- **Task objective**
Look for "arrived" in the listing below. Gather each line that contains it.
===== Material =====
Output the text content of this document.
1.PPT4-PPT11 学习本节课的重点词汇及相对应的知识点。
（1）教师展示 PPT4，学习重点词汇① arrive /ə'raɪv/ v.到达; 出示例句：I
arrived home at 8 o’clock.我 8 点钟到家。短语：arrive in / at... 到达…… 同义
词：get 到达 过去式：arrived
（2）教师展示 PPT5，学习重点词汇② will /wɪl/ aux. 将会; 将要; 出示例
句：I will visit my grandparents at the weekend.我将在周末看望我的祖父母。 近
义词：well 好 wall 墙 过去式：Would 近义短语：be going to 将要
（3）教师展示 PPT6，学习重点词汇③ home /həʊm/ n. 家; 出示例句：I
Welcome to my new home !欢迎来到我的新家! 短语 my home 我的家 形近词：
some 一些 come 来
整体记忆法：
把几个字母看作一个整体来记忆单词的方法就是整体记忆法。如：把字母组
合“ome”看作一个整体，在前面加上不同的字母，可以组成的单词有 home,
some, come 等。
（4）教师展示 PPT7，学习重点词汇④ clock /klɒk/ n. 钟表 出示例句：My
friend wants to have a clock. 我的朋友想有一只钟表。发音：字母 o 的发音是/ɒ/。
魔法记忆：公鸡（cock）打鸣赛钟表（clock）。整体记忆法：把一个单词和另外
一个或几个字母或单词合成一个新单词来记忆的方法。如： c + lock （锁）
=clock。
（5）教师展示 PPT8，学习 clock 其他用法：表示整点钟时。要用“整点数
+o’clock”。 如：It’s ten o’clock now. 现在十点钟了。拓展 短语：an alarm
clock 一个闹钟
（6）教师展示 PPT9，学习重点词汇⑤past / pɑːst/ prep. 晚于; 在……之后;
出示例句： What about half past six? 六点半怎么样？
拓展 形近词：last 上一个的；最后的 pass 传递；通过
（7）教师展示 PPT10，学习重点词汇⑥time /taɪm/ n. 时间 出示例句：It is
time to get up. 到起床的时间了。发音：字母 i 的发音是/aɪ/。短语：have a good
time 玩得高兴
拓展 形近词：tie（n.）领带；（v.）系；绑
=====
- **Complete output**
arrived home at 8 o’clock.我 8 点钟到家。短语：arrive in / at... 到达…… 同义
词：get 到达 过去式：arrived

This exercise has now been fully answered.